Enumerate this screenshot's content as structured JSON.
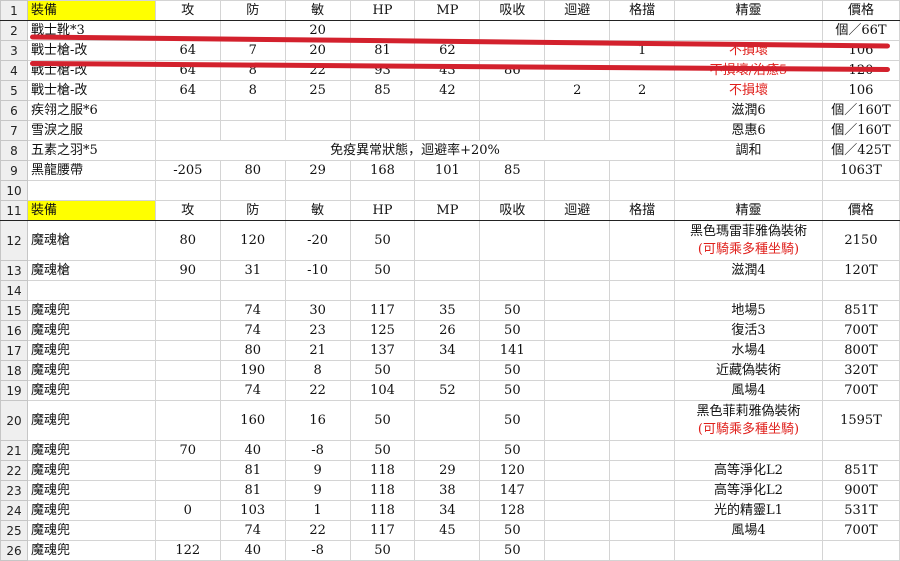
{
  "rows": [
    {
      "n": "1",
      "hdr": true,
      "c": [
        "裝備",
        "攻",
        "防",
        "敏",
        "HP",
        "MP",
        "吸收",
        "迴避",
        "格擋",
        "精靈",
        "價格"
      ]
    },
    {
      "n": "2",
      "c": [
        "戰士靴*3",
        "",
        "",
        "20",
        "",
        "",
        "",
        "",
        "",
        "",
        "個／66T"
      ]
    },
    {
      "n": "3",
      "c": [
        "戰士槍-改",
        "64",
        "7",
        "20",
        "81",
        "62",
        "",
        "",
        "1",
        "不損壞",
        "106"
      ],
      "red": [
        9
      ]
    },
    {
      "n": "4",
      "c": [
        "戰士槍-改",
        "64",
        "8",
        "22",
        "93",
        "43",
        "86",
        "",
        "",
        "不損壞/治癒5",
        "120"
      ],
      "red": [
        9
      ]
    },
    {
      "n": "5",
      "c": [
        "戰士槍-改",
        "64",
        "8",
        "25",
        "85",
        "42",
        "",
        "2",
        "2",
        "不損壞",
        "106"
      ],
      "red": [
        9
      ]
    },
    {
      "n": "6",
      "c": [
        "疾翎之服*6",
        "",
        "",
        "",
        "",
        "",
        "",
        "",
        "",
        "滋潤6",
        "個／160T"
      ]
    },
    {
      "n": "7",
      "c": [
        "雪淚之服",
        "",
        "",
        "",
        "",
        "",
        "",
        "",
        "",
        "恩惠6",
        "個／160T"
      ]
    },
    {
      "n": "8",
      "note": "免疫異常狀態，迴避率+20%",
      "c": [
        "五素之羽*5",
        "",
        "",
        "",
        "",
        "",
        "",
        "",
        "",
        "調和",
        "個／425T"
      ]
    },
    {
      "n": "9",
      "c": [
        "黑龍腰帶",
        "-205",
        "80",
        "29",
        "168",
        "101",
        "85",
        "",
        "",
        "",
        "1063T"
      ]
    },
    {
      "n": "10",
      "c": [
        "",
        "",
        "",
        "",
        "",
        "",
        "",
        "",
        "",
        "",
        ""
      ]
    },
    {
      "n": "11",
      "hdr": true,
      "c": [
        "裝備",
        "攻",
        "防",
        "敏",
        "HP",
        "MP",
        "吸收",
        "迴避",
        "格擋",
        "精靈",
        "價格"
      ]
    },
    {
      "n": "12",
      "tall": true,
      "c": [
        "魔魂槍",
        "80",
        "120",
        "-20",
        "50",
        "",
        "",
        "",
        "",
        "",
        ""
      ],
      "sp1": "黑色瑪雷菲雅偽裝術",
      "sp2": "(可騎乘多種坐騎)",
      "price": "2150"
    },
    {
      "n": "13",
      "c": [
        "魔魂槍",
        "90",
        "31",
        "-10",
        "50",
        "",
        "",
        "",
        "",
        "滋潤4",
        "120T"
      ]
    },
    {
      "n": "14",
      "c": [
        "",
        "",
        "",
        "",
        "",
        "",
        "",
        "",
        "",
        "",
        ""
      ]
    },
    {
      "n": "15",
      "c": [
        "魔魂兜",
        "",
        "74",
        "30",
        "117",
        "35",
        "50",
        "",
        "",
        "地場5",
        "851T"
      ]
    },
    {
      "n": "16",
      "c": [
        "魔魂兜",
        "",
        "74",
        "23",
        "125",
        "26",
        "50",
        "",
        "",
        "復活3",
        "700T"
      ]
    },
    {
      "n": "17",
      "c": [
        "魔魂兜",
        "",
        "80",
        "21",
        "137",
        "34",
        "141",
        "",
        "",
        "水場4",
        "800T"
      ]
    },
    {
      "n": "18",
      "c": [
        "魔魂兜",
        "",
        "190",
        "8",
        "50",
        "",
        "50",
        "",
        "",
        "近藏偽裝術",
        "320T"
      ]
    },
    {
      "n": "19",
      "c": [
        "魔魂兜",
        "",
        "74",
        "22",
        "104",
        "52",
        "50",
        "",
        "",
        "風場4",
        "700T"
      ]
    },
    {
      "n": "20",
      "tall": true,
      "c": [
        "魔魂兜",
        "",
        "160",
        "16",
        "50",
        "",
        "50",
        "",
        "",
        "",
        ""
      ],
      "sp1": "黑色菲莉雅偽裝術",
      "sp2": "(可騎乘多種坐騎)",
      "price": "1595T"
    },
    {
      "n": "21",
      "c": [
        "魔魂兜",
        "70",
        "40",
        "-8",
        "50",
        "",
        "50",
        "",
        "",
        "",
        ""
      ]
    },
    {
      "n": "22",
      "c": [
        "魔魂兜",
        "",
        "81",
        "9",
        "118",
        "29",
        "120",
        "",
        "",
        "高等淨化L2",
        "851T"
      ]
    },
    {
      "n": "23",
      "c": [
        "魔魂兜",
        "",
        "81",
        "9",
        "118",
        "38",
        "147",
        "",
        "",
        "高等淨化L2",
        "900T"
      ]
    },
    {
      "n": "24",
      "c": [
        "魔魂兜",
        "0",
        "103",
        "1",
        "118",
        "34",
        "128",
        "",
        "",
        "光的精靈L1",
        "531T"
      ]
    },
    {
      "n": "25",
      "c": [
        "魔魂兜",
        "",
        "74",
        "22",
        "117",
        "45",
        "50",
        "",
        "",
        "風場4",
        "700T"
      ]
    },
    {
      "n": "26",
      "c": [
        "魔魂兜",
        "122",
        "40",
        "-8",
        "50",
        "",
        "50",
        "",
        "",
        "",
        ""
      ]
    }
  ]
}
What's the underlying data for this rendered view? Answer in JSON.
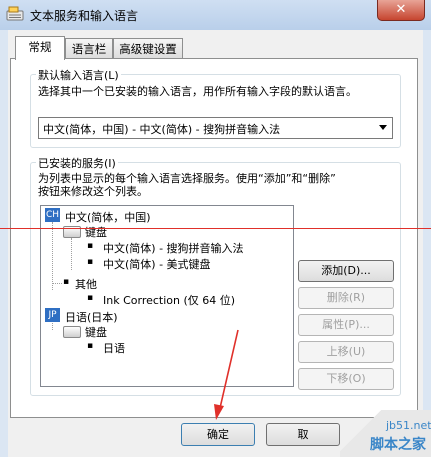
{
  "window": {
    "title": "文本服务和输入语言",
    "close_label": "✕"
  },
  "tabs": [
    {
      "label": "常规",
      "active": true
    },
    {
      "label": "语言栏",
      "active": false
    },
    {
      "label": "高级键设置",
      "active": false
    }
  ],
  "default_input": {
    "group_label": "默认输入语言(L)",
    "description": "选择其中一个已安装的输入语言，用作所有输入字段的默认语言。",
    "selected": "中文(简体，中国) - 中文(简体) - 搜狗拼音输入法"
  },
  "installed": {
    "group_label": "已安装的服务(I)",
    "description_line1": "为列表中显示的每个输入语言选择服务。使用“添加”和“删除”",
    "description_line2": "按钮来修改这个列表。",
    "tree": {
      "zh_badge": "CH",
      "zh_label": "中文(简体，中国)",
      "keyboard_label": "键盘",
      "zh_item1": "中文(简体) - 搜狗拼音输入法",
      "zh_item2": "中文(简体) - 美式键盘",
      "other_label": "其他",
      "other_item1": "Ink Correction (仅 64 位)",
      "ja_badge": "JP",
      "ja_label": "日语(日本)",
      "ja_keyboard_label": "键盘",
      "ja_item1": "日语"
    },
    "buttons": {
      "add": "添加(D)...",
      "remove": "删除(R)",
      "properties": "属性(P)...",
      "move_up": "上移(U)",
      "move_down": "下移(O)"
    }
  },
  "footer": {
    "ok": "确定",
    "cancel": "取"
  },
  "watermark": {
    "url": "jb51.net",
    "name": "脚本之家"
  },
  "colors": {
    "annotation_red": "#e0302a",
    "lang_badge": "#2f6fc3"
  }
}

▬▬▬▬▬▬▬▬▬▬

__WHAT THE TASK REQUIRES__
Restate the whole of the material word for word without the pictures.

__EXERCISE SOLUTION__
Enumerate this screenshot's content as structured JSON.
{
  "rows": [
    {
      "n": "1",
      "hdr": true,
      "c": [
        "裝備",
        "攻",
        "防",
        "敏",
        "HP",
        "MP",
        "吸收",
        "迴避",
        "格擋",
        "精靈",
        "價格"
      ]
    },
    {
      "n": "2",
      "c": [
        "戰士靴*3",
        "",
        "",
        "20",
        "",
        "",
        "",
        "",
        "",
        "",
        "個／66T"
      ]
    },
    {
      "n": "3",
      "c": [
        "戰士槍-改",
        "64",
        "7",
        "20",
        "81",
        "62",
        "",
        "",
        "1",
        "不損壞",
        "106"
      ],
      "red": [
        9
      ]
    },
    {
      "n": "4",
      "c": [
        "戰士槍-改",
        "64",
        "8",
        "22",
        "93",
        "43",
        "86",
        "",
        "",
        "不損壞/治癒5",
        "120"
      ],
      "red": [
        9
      ]
    },
    {
      "n": "5",
      "c": [
        "戰士槍-改",
        "64",
        "8",
        "25",
        "85",
        "42",
        "",
        "2",
        "2",
        "不損壞",
        "106"
      ],
      "red": [
        9
      ]
    },
    {
      "n": "6",
      "c": [
        "疾翎之服*6",
        "",
        "",
        "",
        "",
        "",
        "",
        "",
        "",
        "滋潤6",
        "個／160T"
      ]
    },
    {
      "n": "7",
      "c": [
        "雪淚之服",
        "",
        "",
        "",
        "",
        "",
        "",
        "",
        "",
        "恩惠6",
        "個／160T"
      ]
    },
    {
      "n": "8",
      "note": "免疫異常狀態，迴避率+20%",
      "c": [
        "五素之羽*5",
        "",
        "",
        "",
        "",
        "",
        "",
        "",
        "",
        "調和",
        "個／425T"
      ]
    },
    {
      "n": "9",
      "c": [
        "黑龍腰帶",
        "-205",
        "80",
        "29",
        "168",
        "101",
        "85",
        "",
        "",
        "",
        "1063T"
      ]
    },
    {
      "n": "10",
      "c": [
        "",
        "",
        "",
        "",
        "",
        "",
        "",
        "",
        "",
        "",
        ""
      ]
    },
    {
      "n": "11",
      "hdr": true,
      "c": [
        "裝備",
        "攻",
        "防",
        "敏",
        "HP",
        "MP",
        "吸收",
        "迴避",
        "格擋",
        "精靈",
        "價格"
      ]
    },
    {
      "n": "12",
      "tall": true,
      "c": [
        "魔魂槍",
        "80",
        "120",
        "-20",
        "50",
        "",
        "",
        "",
        "",
        "",
        ""
      ],
      "sp1": "黑色瑪雷菲雅偽裝術",
      "sp2": "(可騎乘多種坐騎)",
      "price": "2150"
    },
    {
      "n": "13",
      "c": [
        "魔魂槍",
        "90",
        "31",
        "-10",
        "50",
        "",
        "",
        "",
        "",
        "滋潤4",
        "120T"
      ]
    },
    {
      "n": "14",
      "c": [
        "",
        "",
        "",
        "",
        "",
        "",
        "",
        "",
        "",
        "",
        ""
      ]
    },
    {
      "n": "15",
      "c": [
        "魔魂兜",
        "",
        "74",
        "30",
        "117",
        "35",
        "50",
        "",
        "",
        "地場5",
        "851T"
      ]
    },
    {
      "n": "16",
      "c": [
        "魔魂兜",
        "",
        "74",
        "23",
        "125",
        "26",
        "50",
        "",
        "",
        "復活3",
        "700T"
      ]
    },
    {
      "n": "17",
      "c": [
        "魔魂兜",
        "",
        "80",
        "21",
        "137",
        "34",
        "141",
        "",
        "",
        "水場4",
        "800T"
      ]
    },
    {
      "n": "18",
      "c": [
        "魔魂兜",
        "",
        "190",
        "8",
        "50",
        "",
        "50",
        "",
        "",
        "近藏偽裝術",
        "320T"
      ]
    },
    {
      "n": "19",
      "c": [
        "魔魂兜",
        "",
        "74",
        "22",
        "104",
        "52",
        "50",
        "",
        "",
        "風場4",
        "700T"
      ]
    },
    {
      "n": "20",
      "tall": true,
      "c": [
        "魔魂兜",
        "",
        "160",
        "16",
        "50",
        "",
        "50",
        "",
        "",
        "",
        ""
      ],
      "sp1": "黑色菲莉雅偽裝術",
      "sp2": "(可騎乘多種坐騎)",
      "price": "1595T"
    },
    {
      "n": "21",
      "c": [
        "魔魂兜",
        "70",
        "40",
        "-8",
        "50",
        "",
        "50",
        "",
        "",
        "",
        ""
      ]
    },
    {
      "n": "22",
      "c": [
        "魔魂兜",
        "",
        "81",
        "9",
        "118",
        "29",
        "120",
        "",
        "",
        "高等淨化L2",
        "851T"
      ]
    },
    {
      "n": "23",
      "c": [
        "魔魂兜",
        "",
        "81",
        "9",
        "118",
        "38",
        "147",
        "",
        "",
        "高等淨化L2",
        "900T"
      ]
    },
    {
      "n": "24",
      "c": [
        "魔魂兜",
        "0",
        "103",
        "1",
        "118",
        "34",
        "128",
        "",
        "",
        "光的精靈L1",
        "531T"
      ]
    },
    {
      "n": "25",
      "c": [
        "魔魂兜",
        "",
        "74",
        "22",
        "117",
        "45",
        "50",
        "",
        "",
        "風場4",
        "700T"
      ]
    },
    {
      "n": "26",
      "c": [
        "魔魂兜",
        "122",
        "40",
        "-8",
        "50",
        "",
        "50",
        "",
        "",
        "",
        ""
      ]
    }
  ]
}
What's the underlying data for this rendered view? Answer in JSON.
{
  "window": {
    "title": "文本服务和输入语言",
    "close_label": "✕"
  },
  "tabs": [
    {
      "label": "常规",
      "active": true
    },
    {
      "label": "语言栏",
      "active": false
    },
    {
      "label": "高级键设置",
      "active": false
    }
  ],
  "default_input": {
    "group_label": "默认输入语言(L)",
    "description": "选择其中一个已安装的输入语言，用作所有输入字段的默认语言。",
    "selected": "中文(简体，中国) - 中文(简体) - 搜狗拼音输入法"
  },
  "installed": {
    "group_label": "已安装的服务(I)",
    "description_line1": "为列表中显示的每个输入语言选择服务。使用“添加”和“删除”",
    "description_line2": "按钮来修改这个列表。",
    "tree": {
      "zh_badge": "CH",
      "zh_label": "中文(简体，中国)",
      "keyboard_label": "键盘",
      "zh_item1": "中文(简体) - 搜狗拼音输入法",
      "zh_item2": "中文(简体) - 美式键盘",
      "other_label": "其他",
      "other_item1": "Ink Correction (仅 64 位)",
      "ja_badge": "JP",
      "ja_label": "日语(日本)",
      "ja_keyboard_label": "键盘",
      "ja_item1": "日语"
    },
    "buttons": {
      "add": "添加(D)...",
      "remove": "删除(R)",
      "properties": "属性(P)...",
      "move_up": "上移(U)",
      "move_down": "下移(O)"
    }
  },
  "footer": {
    "ok": "确定",
    "cancel": "取"
  },
  "watermark": {
    "url": "jb51.net",
    "name": "脚本之家"
  },
  "colors": {
    "annotation_red": "#e0302a",
    "lang_badge": "#2f6fc3"
  }
}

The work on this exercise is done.